TASK LIST ▸
(1) Using only the Huawei report, decide whether each statement below agrees with it. For each, answer yes or no and quote the exact words of the report that decide it.
(a) Huawei is alleged to have used Skycom to do business with Iranian telecommunications companies between 2009 and 2014.
(b) The allegations against Meng Wanzhou have been proven in court.
(c) The bail hearing was held at the British Columbia Supreme Court in Toronto.
(2) Answer these questions from the Huawei report, one line each.
(a) Whom did Gibb-Carsley represent?
(b) To whom is the courtroom sketch credited?
(c) What does Huawei say about its compliance with laws?

PROVIDED PASSAGE ▸
################
In this courtroom sketch, Meng Wanzhou, right, the chief financial officer of Huawei Technologies, sits beside a translator during a bail hearing at British Columbia Supreme Court in Vancouver, on Friday, Dec. 7, 2018. Meng faces extradition to the U.S. on charges of trying to evade U.S. sanctions on Iran. She appeared in a Vancouver court Friday to seek bail. (Jane Wolsak/The Canadian Press via AP)

In this courtroom sketch, Meng Wanzhou, right, the chief financial officer of Huawei Technologies, sits beside a translator during a bail hearing at British Columbia Supreme Court in Vancouver, on Friday, Dec. 7, 2018. Meng faces extradition to the U.S. on charges of trying to evade U.S. sanctions on Iran. She appeared in a Vancouver court Friday to seek bail. (Jane Wolsak/The Canadian Press via AP)

Chinese telecom executive accused of fraud over Iran sanctions in United States

Huawei said the company complies with all laws and regulations in the countries where it operates

A senior executive of Chinese tech giant Huawei is facing allegations of fraud by using a subsidiary to violate United States and European Union trade sanctions against Iran in a case that shook world stock markets this week.

A federal prosecutor told a bail hearing for Meng Wanzhou in Vancouver on Friday that the chief financial officer of Huawei Technologies is wanted in the United States on criminal allegations that Huawei used its subsidiary Skycom to do business with Iranian telecommunications companies between 2009 and 2014.

John Gibb-Carsley said Meng is alleged to have said Huawei and Skycom were separate companies in a meeting with an executive of a financial institution, misleading the executive and putting the institution at risk of financial harm and criminal liability.

“Skycom was Huawei. This is the crux of the alleged misrepresentation. This is the alleged fraud,” said Gibb-Carsley, representing the Attorney General of Canada.

None of the allegations have been proven in court.

Gibb-Carsley told the B.C. Supreme Court hearing that Reuters reported in 2013 that Huawei was operating Skycom and had attempted to import U.S.-manufactured computer equipment into Iran in violation of sanctions. The story caused concern among banks that did international business with Huawei, he said.
################
DATASET ENTRIES ▸
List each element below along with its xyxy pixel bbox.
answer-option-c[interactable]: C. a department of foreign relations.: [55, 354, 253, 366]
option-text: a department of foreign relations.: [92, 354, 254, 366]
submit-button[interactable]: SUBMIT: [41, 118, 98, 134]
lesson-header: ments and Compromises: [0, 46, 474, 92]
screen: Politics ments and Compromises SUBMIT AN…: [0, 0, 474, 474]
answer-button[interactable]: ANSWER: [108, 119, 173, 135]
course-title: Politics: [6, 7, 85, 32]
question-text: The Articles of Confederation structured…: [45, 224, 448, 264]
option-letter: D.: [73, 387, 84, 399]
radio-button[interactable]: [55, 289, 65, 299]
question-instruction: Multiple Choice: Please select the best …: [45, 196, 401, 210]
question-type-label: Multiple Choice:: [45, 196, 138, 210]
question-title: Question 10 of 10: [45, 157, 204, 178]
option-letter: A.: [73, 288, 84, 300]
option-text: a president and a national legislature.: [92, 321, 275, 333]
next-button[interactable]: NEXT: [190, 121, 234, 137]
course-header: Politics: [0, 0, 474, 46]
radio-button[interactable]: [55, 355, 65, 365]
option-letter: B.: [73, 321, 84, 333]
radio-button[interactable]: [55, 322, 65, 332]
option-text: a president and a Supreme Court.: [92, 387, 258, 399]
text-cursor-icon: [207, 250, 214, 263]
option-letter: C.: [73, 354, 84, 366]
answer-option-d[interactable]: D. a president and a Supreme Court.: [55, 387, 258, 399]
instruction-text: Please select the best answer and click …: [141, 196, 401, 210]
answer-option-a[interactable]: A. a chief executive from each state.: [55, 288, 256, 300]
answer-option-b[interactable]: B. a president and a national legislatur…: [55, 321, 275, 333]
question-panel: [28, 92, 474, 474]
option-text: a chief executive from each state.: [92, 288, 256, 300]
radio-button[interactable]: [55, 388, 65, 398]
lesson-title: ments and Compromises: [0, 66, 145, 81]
################
ANSWERS FOR THE EXERCISE ▸
(1)
(a) Yes: "Huawei used its subsidiary Skycom to do business with Iranian telecommunications companies between 2009 and 2014."
(b) No: "None of the allegations have been proven in court."
(c) No: "at British Columbia Supreme Court in Vancouver"

(2)
(a) The Attorney General of Canada.
(b) Jane Wolsak/The Canadian Press via AP.
(c) It complies with all laws and regulations in the countries where it operates.